> Task description: Every entry must be echoed exactly.

> Lines of data:
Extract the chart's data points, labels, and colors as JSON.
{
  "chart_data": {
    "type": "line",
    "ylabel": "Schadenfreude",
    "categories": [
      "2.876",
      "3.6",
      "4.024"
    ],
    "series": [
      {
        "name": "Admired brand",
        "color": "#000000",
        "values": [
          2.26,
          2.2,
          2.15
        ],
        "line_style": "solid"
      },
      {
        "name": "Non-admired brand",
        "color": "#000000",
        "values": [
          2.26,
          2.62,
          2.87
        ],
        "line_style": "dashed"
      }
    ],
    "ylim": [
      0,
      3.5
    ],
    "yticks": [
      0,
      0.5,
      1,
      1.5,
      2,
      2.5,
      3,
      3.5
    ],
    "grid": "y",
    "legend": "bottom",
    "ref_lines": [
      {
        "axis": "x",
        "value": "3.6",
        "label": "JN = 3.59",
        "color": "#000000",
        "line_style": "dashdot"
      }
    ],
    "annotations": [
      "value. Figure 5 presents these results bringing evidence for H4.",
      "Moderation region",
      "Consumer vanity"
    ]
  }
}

> Answer for this exercise:
Extract the chart's data points, labels, and colors as JSON.
{
  "chart_data": {
    "type": "line",
    "ylabel": "Schadenfreude",
    "categories": [
      "2.876",
      "3.6",
      "4.024"
    ],
    "series": [
      {
        "name": "Admired brand",
        "color": "#000000",
        "values": [
          2.26,
          2.2,
          2.15
        ],
        "line_style": "solid"
      },
      {
        "name": "Non-admired brand",
        "color": "#000000",
        "values": [
          2.26,
          2.62,
          2.87
        ],
        "line_style": "dashed"
      }
    ],
    "ylim": [
      0,
      3.5
    ],
    "yticks": [
      0,
      0.5,
      1,
      1.5,
      2,
      2.5,
      3,
      3.5
    ],
    "grid": "y",
    "legend": "bottom",
    "ref_lines": [
      {
        "axis": "x",
        "value": "3.6",
        "label": "JN = 3.59",
        "color": "#000000",
        "line_style": "dashdot"
      }
    ],
    "annotations": [
      "value. Figure 5 presents these results bringing evidence for H4.",
      "Moderation region",
      "Consumer vanity"
    ]
  }
}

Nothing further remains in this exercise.